● **Exercise goal**: Please copy every line of the records below that holds the word "this".

Dataset rows:
-*-

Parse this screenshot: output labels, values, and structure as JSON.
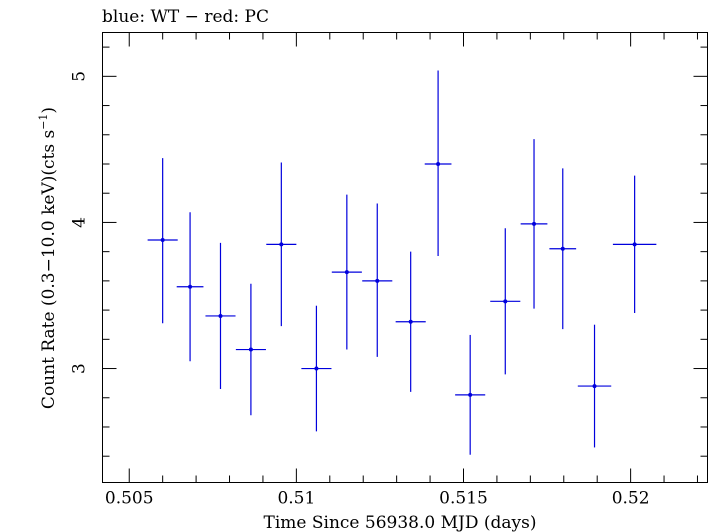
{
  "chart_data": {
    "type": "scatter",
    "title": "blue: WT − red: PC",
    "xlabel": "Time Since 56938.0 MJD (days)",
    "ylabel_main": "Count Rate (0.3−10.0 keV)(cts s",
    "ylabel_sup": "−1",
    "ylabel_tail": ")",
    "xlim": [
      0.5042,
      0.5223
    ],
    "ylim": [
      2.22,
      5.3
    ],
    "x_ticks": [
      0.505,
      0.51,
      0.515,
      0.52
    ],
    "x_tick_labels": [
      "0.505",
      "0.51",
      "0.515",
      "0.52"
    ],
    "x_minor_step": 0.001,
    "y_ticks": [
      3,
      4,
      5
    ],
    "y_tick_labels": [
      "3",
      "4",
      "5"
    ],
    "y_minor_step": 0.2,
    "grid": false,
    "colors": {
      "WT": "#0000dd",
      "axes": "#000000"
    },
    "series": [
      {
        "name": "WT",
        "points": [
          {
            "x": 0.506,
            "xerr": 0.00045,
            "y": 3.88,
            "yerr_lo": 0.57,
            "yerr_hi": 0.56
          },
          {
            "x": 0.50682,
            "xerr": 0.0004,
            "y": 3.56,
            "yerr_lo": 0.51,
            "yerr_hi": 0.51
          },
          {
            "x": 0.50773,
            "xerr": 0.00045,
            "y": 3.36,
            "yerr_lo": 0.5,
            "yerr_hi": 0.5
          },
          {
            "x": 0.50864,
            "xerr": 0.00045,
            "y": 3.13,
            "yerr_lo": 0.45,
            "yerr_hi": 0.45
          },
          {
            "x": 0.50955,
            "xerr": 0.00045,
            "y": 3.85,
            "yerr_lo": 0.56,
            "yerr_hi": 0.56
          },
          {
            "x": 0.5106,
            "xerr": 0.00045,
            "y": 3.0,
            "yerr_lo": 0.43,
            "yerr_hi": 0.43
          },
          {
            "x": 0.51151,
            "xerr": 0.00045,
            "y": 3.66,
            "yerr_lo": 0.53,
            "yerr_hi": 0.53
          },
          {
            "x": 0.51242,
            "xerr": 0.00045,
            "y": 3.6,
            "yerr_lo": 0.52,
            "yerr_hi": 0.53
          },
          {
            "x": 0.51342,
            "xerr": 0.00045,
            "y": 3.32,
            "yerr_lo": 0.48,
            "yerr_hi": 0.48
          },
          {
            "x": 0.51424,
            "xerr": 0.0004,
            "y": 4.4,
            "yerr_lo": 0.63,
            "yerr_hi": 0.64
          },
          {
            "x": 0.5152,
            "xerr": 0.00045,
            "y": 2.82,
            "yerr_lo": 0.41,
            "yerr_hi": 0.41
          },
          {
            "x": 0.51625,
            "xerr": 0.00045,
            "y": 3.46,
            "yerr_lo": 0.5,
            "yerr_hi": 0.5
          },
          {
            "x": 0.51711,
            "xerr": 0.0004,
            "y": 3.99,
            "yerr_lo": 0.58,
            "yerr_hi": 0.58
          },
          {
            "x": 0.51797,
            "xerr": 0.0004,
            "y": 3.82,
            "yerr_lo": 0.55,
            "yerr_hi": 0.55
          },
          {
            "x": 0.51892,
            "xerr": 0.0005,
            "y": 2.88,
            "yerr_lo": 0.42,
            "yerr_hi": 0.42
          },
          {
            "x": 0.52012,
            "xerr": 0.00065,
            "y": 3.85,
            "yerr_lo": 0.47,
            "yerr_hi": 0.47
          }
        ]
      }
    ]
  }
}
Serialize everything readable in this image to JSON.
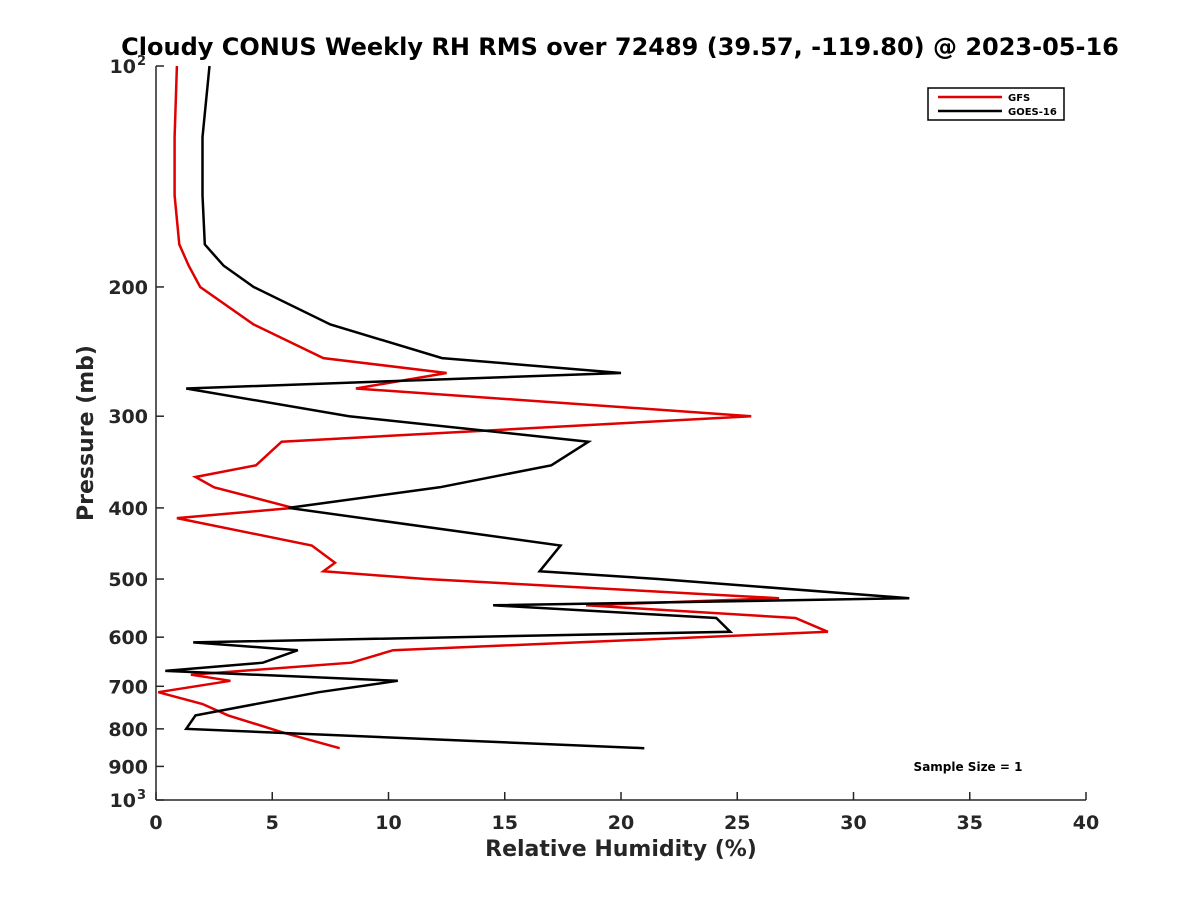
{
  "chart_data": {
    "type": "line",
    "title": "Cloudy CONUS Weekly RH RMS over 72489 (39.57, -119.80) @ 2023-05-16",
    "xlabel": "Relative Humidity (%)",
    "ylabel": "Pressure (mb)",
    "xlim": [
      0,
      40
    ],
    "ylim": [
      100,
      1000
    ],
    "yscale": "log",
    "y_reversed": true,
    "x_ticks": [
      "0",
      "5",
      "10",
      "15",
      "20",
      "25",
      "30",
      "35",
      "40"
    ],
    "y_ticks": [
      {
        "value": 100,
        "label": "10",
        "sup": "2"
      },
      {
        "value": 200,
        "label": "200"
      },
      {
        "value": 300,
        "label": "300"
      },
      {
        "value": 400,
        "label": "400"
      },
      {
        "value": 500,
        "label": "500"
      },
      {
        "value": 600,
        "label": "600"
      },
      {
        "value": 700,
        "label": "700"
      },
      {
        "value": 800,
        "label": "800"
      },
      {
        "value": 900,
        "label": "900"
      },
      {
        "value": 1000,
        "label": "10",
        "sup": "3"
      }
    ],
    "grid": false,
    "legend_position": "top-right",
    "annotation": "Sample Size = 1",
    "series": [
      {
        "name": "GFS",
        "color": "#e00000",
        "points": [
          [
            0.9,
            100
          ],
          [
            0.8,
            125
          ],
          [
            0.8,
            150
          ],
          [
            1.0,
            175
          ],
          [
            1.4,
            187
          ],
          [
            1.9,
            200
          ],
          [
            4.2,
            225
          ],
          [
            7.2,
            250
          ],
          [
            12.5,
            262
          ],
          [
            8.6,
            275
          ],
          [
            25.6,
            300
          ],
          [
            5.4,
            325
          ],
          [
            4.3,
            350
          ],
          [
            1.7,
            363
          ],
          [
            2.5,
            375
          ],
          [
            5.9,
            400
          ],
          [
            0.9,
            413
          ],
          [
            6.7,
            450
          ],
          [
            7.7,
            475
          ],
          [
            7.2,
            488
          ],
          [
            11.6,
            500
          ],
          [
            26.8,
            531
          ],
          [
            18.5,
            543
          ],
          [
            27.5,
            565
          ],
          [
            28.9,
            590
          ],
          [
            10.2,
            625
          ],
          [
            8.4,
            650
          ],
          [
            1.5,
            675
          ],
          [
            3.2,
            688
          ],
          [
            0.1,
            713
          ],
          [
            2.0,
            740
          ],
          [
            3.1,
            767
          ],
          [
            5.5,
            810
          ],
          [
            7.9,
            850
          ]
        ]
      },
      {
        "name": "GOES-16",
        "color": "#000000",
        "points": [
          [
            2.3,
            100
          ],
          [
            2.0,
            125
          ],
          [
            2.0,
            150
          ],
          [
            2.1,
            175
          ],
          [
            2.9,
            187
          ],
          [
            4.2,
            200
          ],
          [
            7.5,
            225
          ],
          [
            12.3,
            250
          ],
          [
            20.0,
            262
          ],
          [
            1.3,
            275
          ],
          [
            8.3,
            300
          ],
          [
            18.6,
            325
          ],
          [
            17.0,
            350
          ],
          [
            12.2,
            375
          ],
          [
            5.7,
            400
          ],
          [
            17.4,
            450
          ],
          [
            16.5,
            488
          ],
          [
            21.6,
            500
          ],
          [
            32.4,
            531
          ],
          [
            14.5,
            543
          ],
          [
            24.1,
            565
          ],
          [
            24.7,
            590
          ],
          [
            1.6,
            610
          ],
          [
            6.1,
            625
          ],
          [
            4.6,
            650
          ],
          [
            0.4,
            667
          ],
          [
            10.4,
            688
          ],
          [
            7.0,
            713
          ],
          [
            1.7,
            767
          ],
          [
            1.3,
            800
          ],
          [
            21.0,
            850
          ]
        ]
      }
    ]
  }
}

-*-

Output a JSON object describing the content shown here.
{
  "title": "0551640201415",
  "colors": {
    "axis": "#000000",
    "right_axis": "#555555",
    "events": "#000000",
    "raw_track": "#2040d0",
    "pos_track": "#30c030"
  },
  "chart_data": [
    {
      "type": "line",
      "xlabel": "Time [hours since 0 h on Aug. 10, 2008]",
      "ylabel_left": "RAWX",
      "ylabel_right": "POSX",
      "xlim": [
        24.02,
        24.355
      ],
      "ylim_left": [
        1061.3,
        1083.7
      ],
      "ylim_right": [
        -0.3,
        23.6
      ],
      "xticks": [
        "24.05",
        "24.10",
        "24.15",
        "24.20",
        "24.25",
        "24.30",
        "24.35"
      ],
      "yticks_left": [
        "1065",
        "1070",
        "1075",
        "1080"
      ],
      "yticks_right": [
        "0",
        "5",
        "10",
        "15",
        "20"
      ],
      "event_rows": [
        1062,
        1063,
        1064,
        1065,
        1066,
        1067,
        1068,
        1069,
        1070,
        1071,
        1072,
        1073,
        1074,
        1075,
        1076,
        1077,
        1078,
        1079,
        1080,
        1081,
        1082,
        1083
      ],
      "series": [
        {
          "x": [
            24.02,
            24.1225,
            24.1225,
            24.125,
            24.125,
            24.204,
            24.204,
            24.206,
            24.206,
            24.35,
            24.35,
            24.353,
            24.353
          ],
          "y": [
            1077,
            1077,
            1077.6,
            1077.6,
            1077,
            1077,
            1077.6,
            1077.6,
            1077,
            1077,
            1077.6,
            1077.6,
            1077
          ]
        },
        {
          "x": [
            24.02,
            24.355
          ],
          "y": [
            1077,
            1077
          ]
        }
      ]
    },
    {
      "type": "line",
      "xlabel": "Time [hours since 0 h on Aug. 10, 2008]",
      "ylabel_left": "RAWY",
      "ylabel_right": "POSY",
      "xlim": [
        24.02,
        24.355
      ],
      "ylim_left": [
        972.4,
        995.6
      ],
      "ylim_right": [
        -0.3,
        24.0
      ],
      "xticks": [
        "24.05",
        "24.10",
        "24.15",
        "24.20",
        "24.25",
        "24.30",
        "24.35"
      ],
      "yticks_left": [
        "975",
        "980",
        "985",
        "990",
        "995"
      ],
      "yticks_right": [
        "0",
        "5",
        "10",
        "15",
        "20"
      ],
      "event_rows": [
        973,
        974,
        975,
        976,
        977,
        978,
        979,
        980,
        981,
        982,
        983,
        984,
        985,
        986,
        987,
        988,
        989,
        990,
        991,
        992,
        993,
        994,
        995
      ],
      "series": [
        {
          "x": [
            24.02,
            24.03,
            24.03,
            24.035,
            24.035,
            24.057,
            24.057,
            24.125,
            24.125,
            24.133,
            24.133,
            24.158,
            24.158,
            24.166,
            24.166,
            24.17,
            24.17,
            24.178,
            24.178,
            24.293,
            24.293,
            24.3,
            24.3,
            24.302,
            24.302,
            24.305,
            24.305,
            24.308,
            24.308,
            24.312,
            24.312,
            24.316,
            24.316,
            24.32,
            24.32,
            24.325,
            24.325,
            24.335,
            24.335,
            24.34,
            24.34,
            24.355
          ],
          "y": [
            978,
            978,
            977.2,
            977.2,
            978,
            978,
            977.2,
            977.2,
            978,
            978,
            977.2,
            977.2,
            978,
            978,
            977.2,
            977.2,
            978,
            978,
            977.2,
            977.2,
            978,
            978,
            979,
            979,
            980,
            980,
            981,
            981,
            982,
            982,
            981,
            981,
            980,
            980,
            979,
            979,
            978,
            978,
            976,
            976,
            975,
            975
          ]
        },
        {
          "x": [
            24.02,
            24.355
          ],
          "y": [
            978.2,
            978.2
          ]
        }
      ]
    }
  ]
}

-*-

● **Correct response**:
Parse this screenshot: output labels, values, and structure as JSON.
Serialize everything readable in this image to JSON.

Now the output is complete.